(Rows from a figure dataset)
————
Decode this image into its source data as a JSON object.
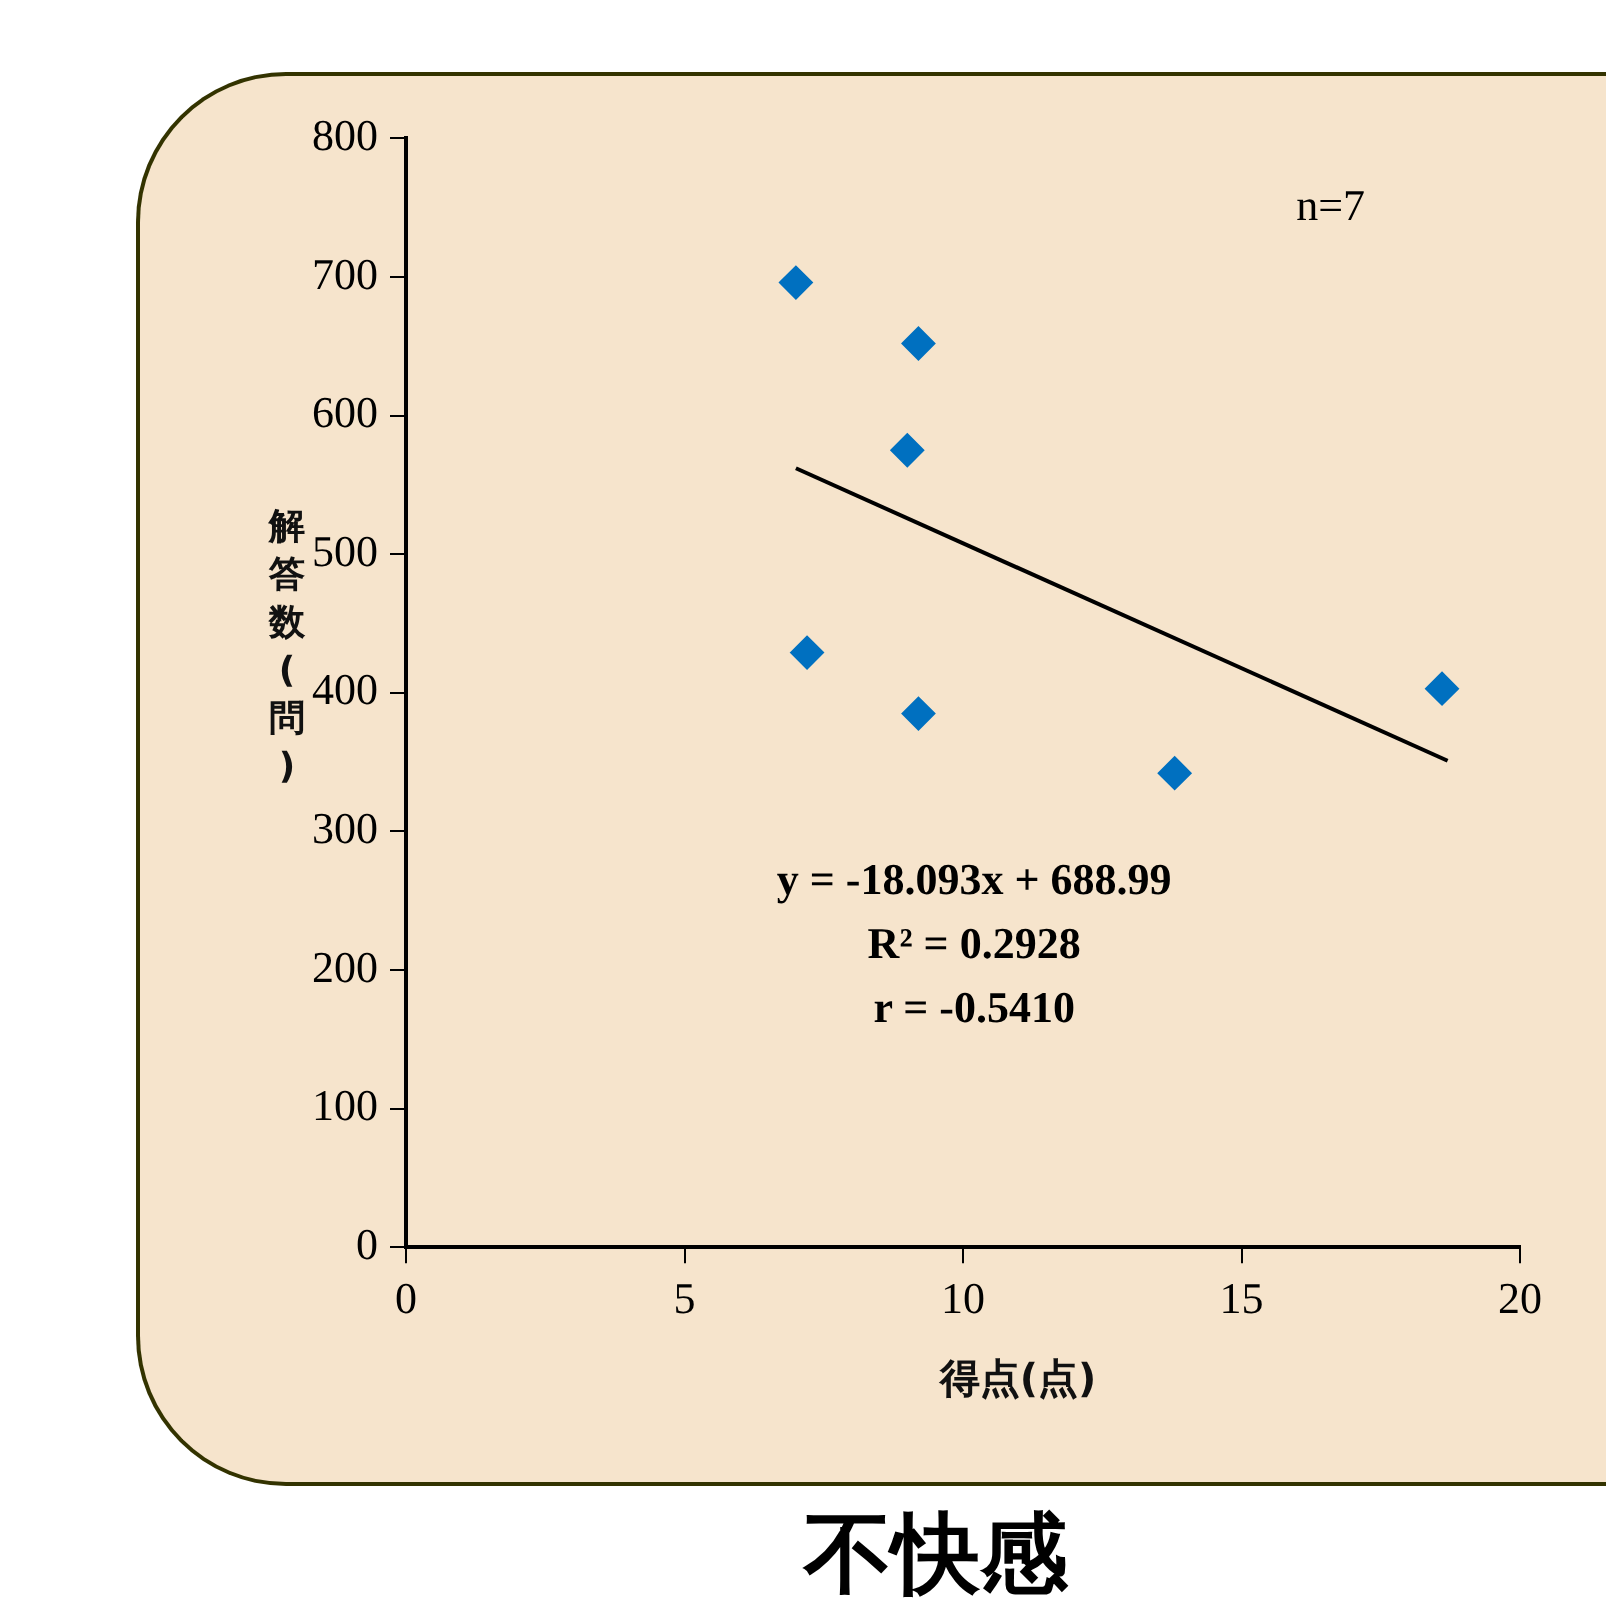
{
  "chart_data": {
    "type": "scatter",
    "title": "不快感",
    "xlabel": "得点(点)",
    "ylabel": "解答数(問)",
    "xlim": [
      0,
      20
    ],
    "xticks": [
      0,
      5,
      10,
      15,
      20
    ],
    "ylim": [
      0,
      800
    ],
    "yticks": [
      0,
      100,
      200,
      300,
      400,
      500,
      600,
      700,
      800
    ],
    "grid": false,
    "legend": false,
    "marker": "diamond",
    "annotations": [
      "n=7",
      "y = -18.093x + 688.99",
      "R² = 0.2928",
      "r = -0.5410"
    ],
    "series": [
      {
        "color": "#0070c0",
        "x": [
          7.0,
          9.2,
          9.0,
          7.2,
          9.2,
          13.8,
          18.6
        ],
        "values": [
          696,
          652,
          575,
          429,
          385,
          342,
          403
        ]
      },
      {
        "type": "line",
        "color": "#000000",
        "marker": "none",
        "x": [
          7.0,
          18.7
        ],
        "values": [
          562,
          351
        ]
      }
    ]
  }
}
————
» **STATED GOAL**: Repeat each line of the records above exactly, but do not copy the pictures.

» **RESPONSE TO THIS TASK**:
Decode this image into its source data as a JSON object.
{
  "chart_data": {
    "type": "scatter",
    "title": "不快感",
    "xlabel": "得点(点)",
    "ylabel": "解答数(問)",
    "xlim": [
      0,
      20
    ],
    "xticks": [
      0,
      5,
      10,
      15,
      20
    ],
    "ylim": [
      0,
      800
    ],
    "yticks": [
      0,
      100,
      200,
      300,
      400,
      500,
      600,
      700,
      800
    ],
    "grid": false,
    "legend": false,
    "marker": "diamond",
    "annotations": [
      "n=7",
      "y = -18.093x + 688.99",
      "R² = 0.2928",
      "r = -0.5410"
    ],
    "series": [
      {
        "color": "#0070c0",
        "x": [
          7.0,
          9.2,
          9.0,
          7.2,
          9.2,
          13.8,
          18.6
        ],
        "values": [
          696,
          652,
          575,
          429,
          385,
          342,
          403
        ]
      },
      {
        "type": "line",
        "color": "#000000",
        "marker": "none",
        "x": [
          7.0,
          18.7
        ],
        "values": [
          562,
          351
        ]
      }
    ]
  }
}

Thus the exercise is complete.